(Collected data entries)
-------------------------

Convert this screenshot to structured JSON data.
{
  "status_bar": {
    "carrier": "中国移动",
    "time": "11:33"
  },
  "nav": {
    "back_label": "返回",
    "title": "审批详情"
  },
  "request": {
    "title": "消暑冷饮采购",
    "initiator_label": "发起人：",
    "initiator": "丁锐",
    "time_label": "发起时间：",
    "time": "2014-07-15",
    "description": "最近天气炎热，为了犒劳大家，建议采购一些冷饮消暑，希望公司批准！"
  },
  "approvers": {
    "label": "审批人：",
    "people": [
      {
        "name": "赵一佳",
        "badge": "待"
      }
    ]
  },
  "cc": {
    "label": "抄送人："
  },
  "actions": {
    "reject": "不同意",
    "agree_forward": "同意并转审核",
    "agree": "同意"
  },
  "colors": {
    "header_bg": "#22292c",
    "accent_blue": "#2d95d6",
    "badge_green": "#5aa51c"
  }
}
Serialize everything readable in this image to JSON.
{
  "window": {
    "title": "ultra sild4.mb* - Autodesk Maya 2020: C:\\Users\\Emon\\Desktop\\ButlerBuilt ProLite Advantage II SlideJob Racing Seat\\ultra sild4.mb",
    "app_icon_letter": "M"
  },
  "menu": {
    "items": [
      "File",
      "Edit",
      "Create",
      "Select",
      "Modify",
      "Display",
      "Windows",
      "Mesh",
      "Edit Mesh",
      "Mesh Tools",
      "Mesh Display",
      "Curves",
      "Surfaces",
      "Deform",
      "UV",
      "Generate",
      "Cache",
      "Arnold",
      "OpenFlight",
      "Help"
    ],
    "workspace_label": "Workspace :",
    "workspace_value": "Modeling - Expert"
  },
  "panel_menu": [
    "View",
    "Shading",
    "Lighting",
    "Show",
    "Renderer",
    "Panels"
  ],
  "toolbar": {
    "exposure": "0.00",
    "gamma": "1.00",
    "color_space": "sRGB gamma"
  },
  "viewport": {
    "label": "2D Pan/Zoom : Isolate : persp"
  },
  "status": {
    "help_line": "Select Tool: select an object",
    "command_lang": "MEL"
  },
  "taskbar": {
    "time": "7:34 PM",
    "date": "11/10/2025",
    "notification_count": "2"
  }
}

-------------------------

▶ _Exercise instructions_
Each record must be returned exactly as it is written.

▶ _Final answer_
Convert this screenshot to structured JSON data.
{
  "status_bar": {
    "carrier": "中国移动",
    "time": "11:33"
  },
  "nav": {
    "back_label": "返回",
    "title": "审批详情"
  },
  "request": {
    "title": "消暑冷饮采购",
    "initiator_label": "发起人：",
    "initiator": "丁锐",
    "time_label": "发起时间：",
    "time": "2014-07-15",
    "description": "最近天气炎热，为了犒劳大家，建议采购一些冷饮消暑，希望公司批准！"
  },
  "approvers": {
    "label": "审批人：",
    "people": [
      {
        "name": "赵一佳",
        "badge": "待"
      }
    ]
  },
  "cc": {
    "label": "抄送人："
  },
  "actions": {
    "reject": "不同意",
    "agree_forward": "同意并转审核",
    "agree": "同意"
  },
  "colors": {
    "header_bg": "#22292c",
    "accent_blue": "#2d95d6",
    "badge_green": "#5aa51c"
  }
}
Serialize everything readable in this image to JSON.
{
  "window": {
    "title": "ultra sild4.mb* - Autodesk Maya 2020: C:\\Users\\Emon\\Desktop\\ButlerBuilt ProLite Advantage II SlideJob Racing Seat\\ultra sild4.mb",
    "app_icon_letter": "M"
  },
  "menu": {
    "items": [
      "File",
      "Edit",
      "Create",
      "Select",
      "Modify",
      "Display",
      "Windows",
      "Mesh",
      "Edit Mesh",
      "Mesh Tools",
      "Mesh Display",
      "Curves",
      "Surfaces",
      "Deform",
      "UV",
      "Generate",
      "Cache",
      "Arnold",
      "OpenFlight",
      "Help"
    ],
    "workspace_label": "Workspace :",
    "workspace_value": "Modeling - Expert"
  },
  "panel_menu": [
    "View",
    "Shading",
    "Lighting",
    "Show",
    "Renderer",
    "Panels"
  ],
  "toolbar": {
    "exposure": "0.00",
    "gamma": "1.00",
    "color_space": "sRGB gamma"
  },
  "viewport": {
    "label": "2D Pan/Zoom : Isolate : persp"
  },
  "status": {
    "help_line": "Select Tool: select an object",
    "command_lang": "MEL"
  },
  "taskbar": {
    "time": "7:34 PM",
    "date": "11/10/2025",
    "notification_count": "2"
  }
}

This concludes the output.